:: DATA FOR THIS EXERCISE ::

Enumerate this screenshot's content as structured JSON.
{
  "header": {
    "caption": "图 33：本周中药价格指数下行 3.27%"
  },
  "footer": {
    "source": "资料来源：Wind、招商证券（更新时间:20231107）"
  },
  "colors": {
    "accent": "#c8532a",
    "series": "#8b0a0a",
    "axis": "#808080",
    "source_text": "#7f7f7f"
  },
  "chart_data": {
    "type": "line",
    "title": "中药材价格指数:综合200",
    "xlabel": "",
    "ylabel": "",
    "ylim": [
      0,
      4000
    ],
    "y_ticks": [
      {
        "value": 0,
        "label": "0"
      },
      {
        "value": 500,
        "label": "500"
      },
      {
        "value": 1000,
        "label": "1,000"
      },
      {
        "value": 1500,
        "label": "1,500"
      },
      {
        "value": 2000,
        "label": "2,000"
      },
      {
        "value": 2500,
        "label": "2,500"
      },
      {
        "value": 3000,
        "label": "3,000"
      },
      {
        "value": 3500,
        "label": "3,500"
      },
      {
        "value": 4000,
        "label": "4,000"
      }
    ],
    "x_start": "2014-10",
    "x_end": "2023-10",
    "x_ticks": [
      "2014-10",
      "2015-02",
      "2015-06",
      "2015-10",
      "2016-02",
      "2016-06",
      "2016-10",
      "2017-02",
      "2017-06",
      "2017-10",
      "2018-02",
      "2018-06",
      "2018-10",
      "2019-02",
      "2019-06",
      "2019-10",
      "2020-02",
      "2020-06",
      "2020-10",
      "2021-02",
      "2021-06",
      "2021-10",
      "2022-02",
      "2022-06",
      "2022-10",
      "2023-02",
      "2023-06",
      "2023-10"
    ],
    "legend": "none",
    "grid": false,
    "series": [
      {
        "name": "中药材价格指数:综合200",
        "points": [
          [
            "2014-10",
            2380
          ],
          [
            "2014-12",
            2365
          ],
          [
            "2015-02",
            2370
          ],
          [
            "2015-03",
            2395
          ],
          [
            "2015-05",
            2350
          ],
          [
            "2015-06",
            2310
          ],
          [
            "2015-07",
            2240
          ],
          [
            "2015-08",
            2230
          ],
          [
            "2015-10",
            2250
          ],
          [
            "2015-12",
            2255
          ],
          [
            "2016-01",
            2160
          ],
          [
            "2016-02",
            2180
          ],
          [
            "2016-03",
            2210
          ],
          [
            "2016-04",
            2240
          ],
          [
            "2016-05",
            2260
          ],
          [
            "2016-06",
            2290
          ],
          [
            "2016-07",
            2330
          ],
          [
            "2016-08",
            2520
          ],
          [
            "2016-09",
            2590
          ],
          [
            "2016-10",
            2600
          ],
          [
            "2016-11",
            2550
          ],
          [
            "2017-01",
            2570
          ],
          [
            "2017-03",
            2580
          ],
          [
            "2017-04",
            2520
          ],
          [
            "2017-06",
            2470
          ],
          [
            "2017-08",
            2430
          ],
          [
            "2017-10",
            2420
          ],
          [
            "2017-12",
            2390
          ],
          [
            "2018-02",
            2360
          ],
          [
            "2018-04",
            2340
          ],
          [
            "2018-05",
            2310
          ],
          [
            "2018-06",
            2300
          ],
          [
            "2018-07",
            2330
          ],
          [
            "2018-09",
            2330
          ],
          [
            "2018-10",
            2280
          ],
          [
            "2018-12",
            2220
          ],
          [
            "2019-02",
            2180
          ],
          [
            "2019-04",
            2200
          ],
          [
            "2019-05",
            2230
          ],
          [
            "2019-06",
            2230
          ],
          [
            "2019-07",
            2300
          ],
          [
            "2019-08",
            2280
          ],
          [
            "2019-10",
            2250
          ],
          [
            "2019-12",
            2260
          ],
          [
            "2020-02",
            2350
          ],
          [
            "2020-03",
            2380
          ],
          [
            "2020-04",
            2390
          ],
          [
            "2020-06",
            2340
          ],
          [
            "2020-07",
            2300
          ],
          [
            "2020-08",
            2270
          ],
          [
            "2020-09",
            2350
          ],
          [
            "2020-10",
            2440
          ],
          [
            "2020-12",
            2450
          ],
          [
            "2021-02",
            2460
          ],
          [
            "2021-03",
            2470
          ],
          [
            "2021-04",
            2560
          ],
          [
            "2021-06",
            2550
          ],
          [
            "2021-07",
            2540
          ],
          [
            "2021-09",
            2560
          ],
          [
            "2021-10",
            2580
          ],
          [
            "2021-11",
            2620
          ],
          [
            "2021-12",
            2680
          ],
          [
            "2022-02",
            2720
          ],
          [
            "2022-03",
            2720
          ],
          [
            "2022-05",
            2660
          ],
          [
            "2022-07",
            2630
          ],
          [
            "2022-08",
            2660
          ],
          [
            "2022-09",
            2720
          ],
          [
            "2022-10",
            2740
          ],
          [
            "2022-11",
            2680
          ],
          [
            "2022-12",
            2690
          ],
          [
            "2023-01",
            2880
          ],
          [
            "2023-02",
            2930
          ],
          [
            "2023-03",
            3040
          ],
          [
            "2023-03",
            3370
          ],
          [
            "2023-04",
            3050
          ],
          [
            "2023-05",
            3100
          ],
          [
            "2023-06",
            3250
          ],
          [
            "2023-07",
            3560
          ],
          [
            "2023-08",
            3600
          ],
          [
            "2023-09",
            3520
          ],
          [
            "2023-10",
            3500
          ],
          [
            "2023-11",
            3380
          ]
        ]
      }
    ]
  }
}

:::

◆ EXERCISE DETAILS: Find the word "value" and list each line it appears in.

◆ FULL RESPONSE:
        "value": 0,
        "value": 500,
        "value": 1000,
        "value": 1500,
        "value": 2000,
        "value": 2500,
        "value": 3000,
        "value": 3500,
        "value": 4000,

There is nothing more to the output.